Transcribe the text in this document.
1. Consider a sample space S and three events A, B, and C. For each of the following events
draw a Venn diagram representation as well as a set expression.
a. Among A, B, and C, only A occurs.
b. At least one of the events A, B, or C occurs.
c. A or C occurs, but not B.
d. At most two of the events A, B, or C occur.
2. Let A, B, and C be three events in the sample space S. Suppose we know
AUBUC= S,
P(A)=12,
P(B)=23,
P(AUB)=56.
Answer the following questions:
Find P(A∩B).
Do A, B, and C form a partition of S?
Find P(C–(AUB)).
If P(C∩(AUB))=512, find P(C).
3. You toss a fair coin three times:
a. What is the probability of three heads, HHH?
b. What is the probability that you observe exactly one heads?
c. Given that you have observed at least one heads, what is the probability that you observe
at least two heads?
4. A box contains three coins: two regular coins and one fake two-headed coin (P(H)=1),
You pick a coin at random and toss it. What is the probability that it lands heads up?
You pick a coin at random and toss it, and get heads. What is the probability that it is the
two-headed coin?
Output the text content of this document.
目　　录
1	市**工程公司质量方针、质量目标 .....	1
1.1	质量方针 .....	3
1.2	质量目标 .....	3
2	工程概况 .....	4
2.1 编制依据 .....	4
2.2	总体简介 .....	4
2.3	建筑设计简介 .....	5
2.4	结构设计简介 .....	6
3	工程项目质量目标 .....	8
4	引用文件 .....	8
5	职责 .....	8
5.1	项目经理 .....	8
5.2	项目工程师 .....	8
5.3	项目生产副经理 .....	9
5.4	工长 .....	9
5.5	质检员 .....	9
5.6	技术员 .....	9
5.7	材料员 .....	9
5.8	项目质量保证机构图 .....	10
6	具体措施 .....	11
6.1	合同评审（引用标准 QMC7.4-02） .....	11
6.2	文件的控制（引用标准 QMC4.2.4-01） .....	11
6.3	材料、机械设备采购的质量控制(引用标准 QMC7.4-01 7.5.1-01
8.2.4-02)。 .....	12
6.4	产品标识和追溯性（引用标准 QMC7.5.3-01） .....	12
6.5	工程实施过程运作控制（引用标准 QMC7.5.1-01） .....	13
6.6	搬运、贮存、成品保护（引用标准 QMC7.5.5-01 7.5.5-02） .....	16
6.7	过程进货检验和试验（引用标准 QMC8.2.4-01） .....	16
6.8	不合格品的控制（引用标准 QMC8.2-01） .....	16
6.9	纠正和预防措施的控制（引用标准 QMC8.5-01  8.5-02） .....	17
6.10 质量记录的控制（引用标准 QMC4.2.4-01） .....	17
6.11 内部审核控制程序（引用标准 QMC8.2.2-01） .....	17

■ Problem statement: Pull every line containing "headed" from the data.

■ Reply:
4. A box contains three coins: two regular coins and one fake two-headed coin (P(H)=1),
two-headed coin?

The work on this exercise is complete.